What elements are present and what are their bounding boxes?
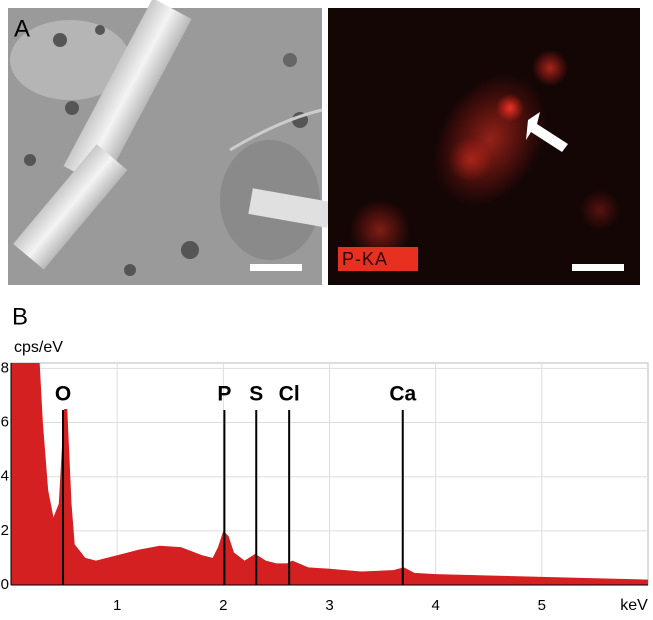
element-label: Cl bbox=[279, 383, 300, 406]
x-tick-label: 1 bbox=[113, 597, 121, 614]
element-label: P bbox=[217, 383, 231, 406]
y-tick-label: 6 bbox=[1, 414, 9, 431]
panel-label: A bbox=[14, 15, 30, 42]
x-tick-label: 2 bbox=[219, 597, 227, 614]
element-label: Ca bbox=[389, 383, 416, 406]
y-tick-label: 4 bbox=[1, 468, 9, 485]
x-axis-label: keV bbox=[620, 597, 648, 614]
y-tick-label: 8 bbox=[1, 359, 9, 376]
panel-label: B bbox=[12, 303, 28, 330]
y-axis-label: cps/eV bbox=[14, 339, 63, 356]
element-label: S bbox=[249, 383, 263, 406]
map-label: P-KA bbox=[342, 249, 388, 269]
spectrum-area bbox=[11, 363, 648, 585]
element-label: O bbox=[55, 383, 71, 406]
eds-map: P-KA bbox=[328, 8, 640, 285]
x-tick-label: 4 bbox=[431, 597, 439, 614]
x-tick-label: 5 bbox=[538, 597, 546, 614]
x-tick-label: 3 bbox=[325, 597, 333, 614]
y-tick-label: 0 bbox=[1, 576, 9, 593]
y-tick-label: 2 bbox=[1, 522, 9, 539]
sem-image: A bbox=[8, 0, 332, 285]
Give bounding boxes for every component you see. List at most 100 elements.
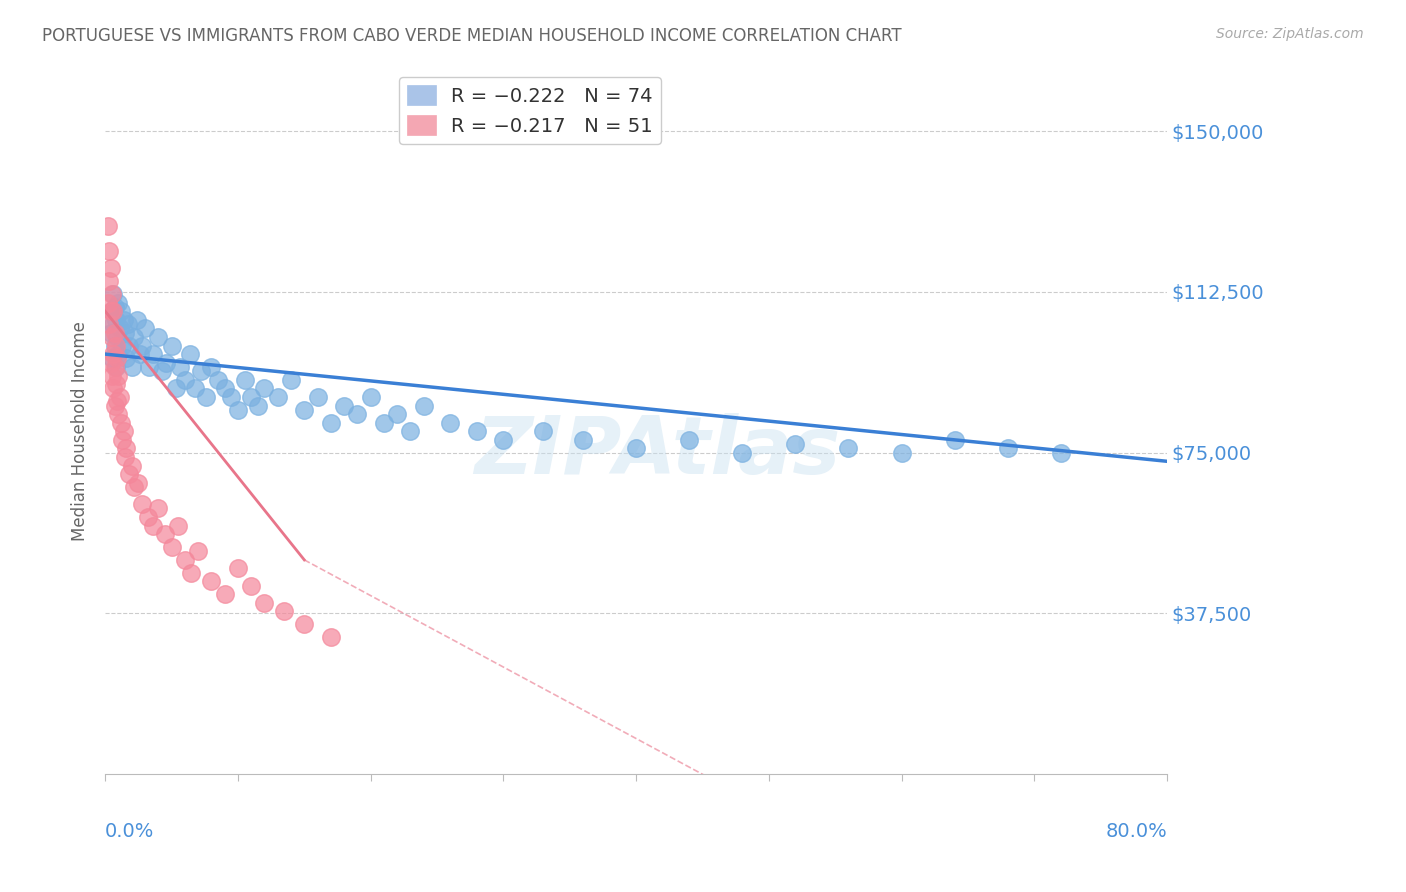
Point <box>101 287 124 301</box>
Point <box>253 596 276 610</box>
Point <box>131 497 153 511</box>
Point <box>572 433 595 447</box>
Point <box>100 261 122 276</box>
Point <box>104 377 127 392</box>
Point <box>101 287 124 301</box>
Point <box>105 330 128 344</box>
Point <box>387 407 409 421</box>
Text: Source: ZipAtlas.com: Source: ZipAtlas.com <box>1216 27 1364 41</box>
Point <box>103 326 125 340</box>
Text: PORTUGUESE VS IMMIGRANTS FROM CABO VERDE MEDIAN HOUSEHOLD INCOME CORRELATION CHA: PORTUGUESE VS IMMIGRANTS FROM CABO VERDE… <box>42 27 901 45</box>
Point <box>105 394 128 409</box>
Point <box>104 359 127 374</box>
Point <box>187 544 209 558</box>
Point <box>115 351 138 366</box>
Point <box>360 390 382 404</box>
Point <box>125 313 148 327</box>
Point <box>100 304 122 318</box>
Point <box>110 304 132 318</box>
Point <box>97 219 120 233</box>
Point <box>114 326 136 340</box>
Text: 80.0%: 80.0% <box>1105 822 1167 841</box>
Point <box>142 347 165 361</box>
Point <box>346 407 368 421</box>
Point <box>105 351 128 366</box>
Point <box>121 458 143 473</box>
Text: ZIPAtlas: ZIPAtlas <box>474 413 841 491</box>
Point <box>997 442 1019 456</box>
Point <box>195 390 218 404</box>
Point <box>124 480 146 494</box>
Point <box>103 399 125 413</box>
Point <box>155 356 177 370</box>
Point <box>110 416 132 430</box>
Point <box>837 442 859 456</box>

** Problem details **
Please render every line of the rows above as a JSON list of strings, one string per line, skipping blank lines and leaving out the pictures.

** Answer to this exercise **
[
  "What elements are present and what are their bounding boxes?",
  "element-label: Cl bbox=[279, 383, 300, 406]",
  "x-tick-label: 1 bbox=[113, 597, 121, 614]",
  "element-label: P bbox=[217, 383, 231, 406]",
  "y-tick-label: 6 bbox=[1, 414, 9, 431]",
  "panel-label: A bbox=[14, 15, 30, 42]",
  "x-tick-label: 2 bbox=[219, 597, 227, 614]",
  "element-label: Ca bbox=[389, 383, 416, 406]",
  "y-tick-label: 4 bbox=[1, 468, 9, 485]",
  "x-axis-label: keV bbox=[620, 597, 648, 614]",
  "y-tick-label: 8 bbox=[1, 359, 9, 376]",
  "panel-label: B bbox=[12, 303, 28, 330]",
  "y-axis-label: cps/eV bbox=[14, 339, 63, 356]",
  "element-label: S bbox=[249, 383, 263, 406]",
  "map-label: P-KA bbox=[342, 249, 388, 269]",
  "spectrum-area bbox=[11, 363, 648, 585]",
  "element-label: O bbox=[55, 383, 71, 406]",
  "eds-map: P-KA bbox=[328, 8, 640, 285]",
  "x-tick-label: 4 bbox=[431, 597, 439, 614]",
  "x-tick-label: 5 bbox=[538, 597, 546, 614]",
  "x-tick-label: 3 bbox=[325, 597, 333, 614]",
  "y-tick-label: 0 bbox=[1, 576, 9, 593]",
  "y-tick-label: 2 bbox=[1, 522, 9, 539]",
  "sem-image: A bbox=[8, 0, 332, 285]",
  "Give bounding boxes for every component you see. List at most 100 elements.",
  "Point <box>101 287 124 301</box>",
  "Point <box>253 596 276 610</box>",
  "Point <box>131 497 153 511</box>",
  "Point <box>572 433 595 447</box>",
  "Point <box>100 261 122 276</box>",
  "Point <box>104 377 127 392</box>",
  "Point <box>101 287 124 301</box>",
  "Point <box>105 330 128 344</box>",
  "Point <box>387 407 409 421</box>",
  "Text: Source: ZipAtlas.com: Source: ZipAtlas.com <box>1216 27 1364 41</box>",
  "Point <box>103 326 125 340</box>",
  "Text: PORTUGUESE VS IMMIGRANTS FROM CABO VERDE MEDIAN HOUSEHOLD INCOME CORRELATION CHA: PORTUGUESE VS IMMIGRANTS FROM CABO VERDE… <box>42 27 901 45</box>",
  "Point <box>105 394 128 409</box>",
  "Point <box>104 359 127 374</box>",
  "Point <box>187 544 209 558</box>",
  "Point <box>115 351 138 366</box>",
  "Point <box>360 390 382 404</box>",
  "Point <box>125 313 148 327</box>",
  "Point <box>100 304 122 318</box>",
  "Point <box>110 304 132 318</box>",
  "Point <box>97 219 120 233</box>",
  "Point <box>114 326 136 340</box>",
  "Text: 80.0%: 80.0% <box>1105 822 1167 841</box>",
  "Point <box>142 347 165 361</box>",
  "Point <box>346 407 368 421</box>",
  "Point <box>105 351 128 366</box>",
  "Point <box>121 458 143 473</box>",
  "Text: ZIPAtlas: ZIPAtlas <box>474 413 841 491</box>",
  "Point <box>997 442 1019 456</box>",
  "Point <box>195 390 218 404</box>",
  "Point <box>124 480 146 494</box>",
  "Point <box>103 399 125 413</box>",
  "Point <box>155 356 177 370</box>",
  "Point <box>110 416 132 430</box>",
  "Point <box>837 442 859 456</box>"
]